::: Extrait du texte

La saignée sous Steven Harper
Depuis des décennies, le ministère canadien de la Défense refuse obstinément d’accorder au Québec sa juste part des contrats fédéraux. Tous les prétextes sont bons.
En 2011, le gouvernement canadien décidait de délocaliser la construction navale du Québec vers deux autres provinces. Cela fut fait à l’occasion de la plus importante entente d’approvisionnement de l’histoire canadienne.
Le chantier Irving de Nouvelle-Écosse obtenait deux contrats pour construire six navires de patrouille et quinze navires de combat, ce qui garantissait du travail à ses 1 800 employés jusqu’en 2040.
Le chantier Seaspan de Colombie-Britannique se voyait confier la tâche de construire six navires pour la Garde côtière et la Marine royale canadienne.
Le tout totalisait 36 milliards$. Avec les dépassements de couts, ces contrats approcheront les 60 milliards$. Peut-être même 80.
Ces dépassements de couts surviennent en dépit du fait qu’en Colombie-Britannique, on a toujours pas commencé à construire un seul navire et qu’Irving tarde à livrer son premier navire après cinq ans de retard.
De ces contrats, le Québec n’a pas reçu un centime.
Pour défendre ses intérêts, la Davie ne pouvait compter que le gouvernement du Québec. Or à l’époque, ce dernier était dirigé par un parti servile et corrompu dont la réaction s’est limitée à exprimer à voix basse sa profonde déception.
À la veille de l’élection de 2015, le gouvernement Harper veut faire oublier ses décisions de 2011. Avec la Davie, on s’empresse de négocier de gré à gré un contrat de 668 millions$ destiné à la conversion de l’Astérix (un navire commercial acheté en Europe) en navire de ravitaillement militaire.
668 millions$, c’est beaucoup. Mais c’est un pour cent des contrats accordés à la Davie et à Seaspan.

::::::

## Énoncé A
Recopiez à l'identique, dans le texte sur les contrats de construction navale, le passage qui s'ouvre sur les mots « Le chantier Irving » et se termine par « employés jusqu’en 2040. ».
Le texte et les enregistrements n'ont aucun lien entre eux.

::: Enregistrements fournis

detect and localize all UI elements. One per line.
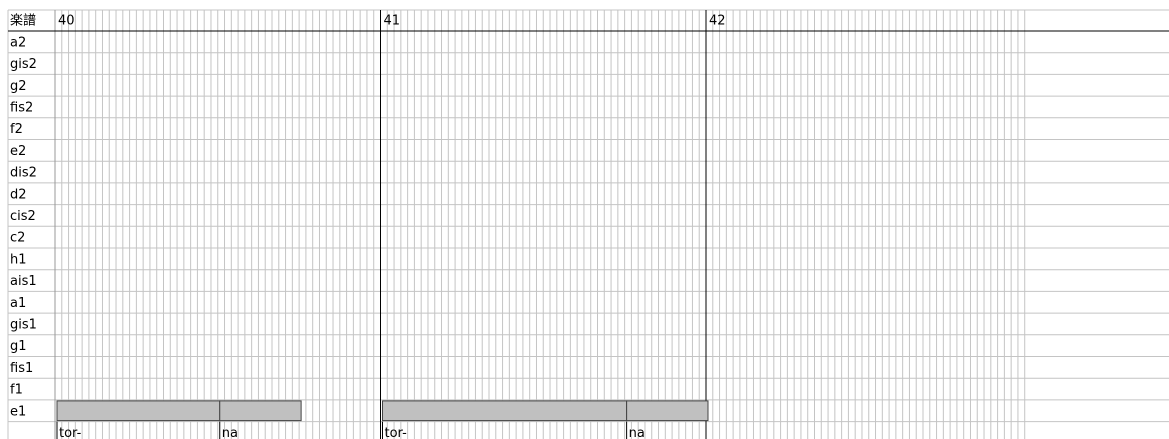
pitch-label: e1 xyxy=(10,404,26,419)
pitch-label: g2 xyxy=(10,79,27,94)
note xyxy=(219,400,302,422)
measure-number: 42 xyxy=(709,14,726,29)
pitch-label: gis2 xyxy=(10,57,37,72)
pitch-label: dis2 xyxy=(10,166,37,181)
pitch-label: c2 xyxy=(10,231,25,246)
header-label: 楽譜 xyxy=(10,13,36,29)
pitch-label: a2 xyxy=(10,35,26,50)
lyric: na xyxy=(629,426,645,439)
pitch-label: f1 xyxy=(10,383,23,398)
pitch-label: a1 xyxy=(10,296,26,311)
measure-number: 41 xyxy=(384,14,401,29)
pitch-label: f2 xyxy=(10,122,23,137)
lyric: tor- xyxy=(385,426,408,439)
lyric: na xyxy=(222,426,238,439)
note xyxy=(626,400,709,422)
pitch-label: d2 xyxy=(10,187,27,202)
pitch-label: g1 xyxy=(10,339,27,354)
lyric: tor- xyxy=(59,426,82,439)
pitch-label: gis1 xyxy=(10,317,37,332)
pitch-label: fis2 xyxy=(10,100,33,115)
measure-number: 40 xyxy=(58,14,75,29)
pitch-label: e2 xyxy=(10,144,26,159)
pitch-label: fis1 xyxy=(10,361,33,376)
note xyxy=(382,400,628,422)
pitch-label: h1 xyxy=(10,252,27,267)
note xyxy=(56,400,221,422)
pitch-label: cis2 xyxy=(10,209,36,224)
pitch-label: ais1 xyxy=(10,274,37,289)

::::::

## Énoncé B
Présentez sous forme de liste numérotée les seules lignes des enregistrements qui vont de la ligne contenant « pitch-label: e1 xyxy=(10,404,26,419) » à la ligne contenant « lyric: tor- xyxy=(59,426,82,439) », ces deux lignes comprises. Omettez les lignes vides.

## Résultat attendu A
Le chantier Irving de Nouvelle-Écosse obtenait deux contrats pour construire six navires de patrouille et quinze navires de combat, ce qui garantissait du travail à ses 1 800 employés jusqu’en 2040.

## Résultat attendu B
1. pitch-label: e1 xyxy=(10,404,26,419)
2. pitch-label: g2 xyxy=(10,79,27,94)
3. note xyxy=(219,400,302,422)
4. measure-number: 42 xyxy=(709,14,726,29)
5. pitch-label: gis2 xyxy=(10,57,37,72)
6. pitch-label: dis2 xyxy=(10,166,37,181)
7. pitch-label: c2 xyxy=(10,231,25,246)
8. header-label: 楽譜 xyxy=(10,13,36,29)
9. pitch-label: a2 xyxy=(10,35,26,50)
10. lyric: na xyxy=(629,426,645,439)
11. pitch-label: f1 xyxy=(10,383,23,398)
12. pitch-label: a1 xyxy=(10,296,26,311)
13. measure-number: 41 xyxy=(384,14,401,29)
14. pitch-label: f2 xyxy=(10,122,23,137)
15. lyric: tor- xyxy=(385,426,408,439)
16. lyric: na xyxy=(222,426,238,439)
17. note xyxy=(626,400,709,422)
18. pitch-label: d2 xyxy=(10,187,27,202)
19. pitch-label: g1 xyxy=(10,339,27,354)
20. lyric: tor- xyxy=(59,426,82,439)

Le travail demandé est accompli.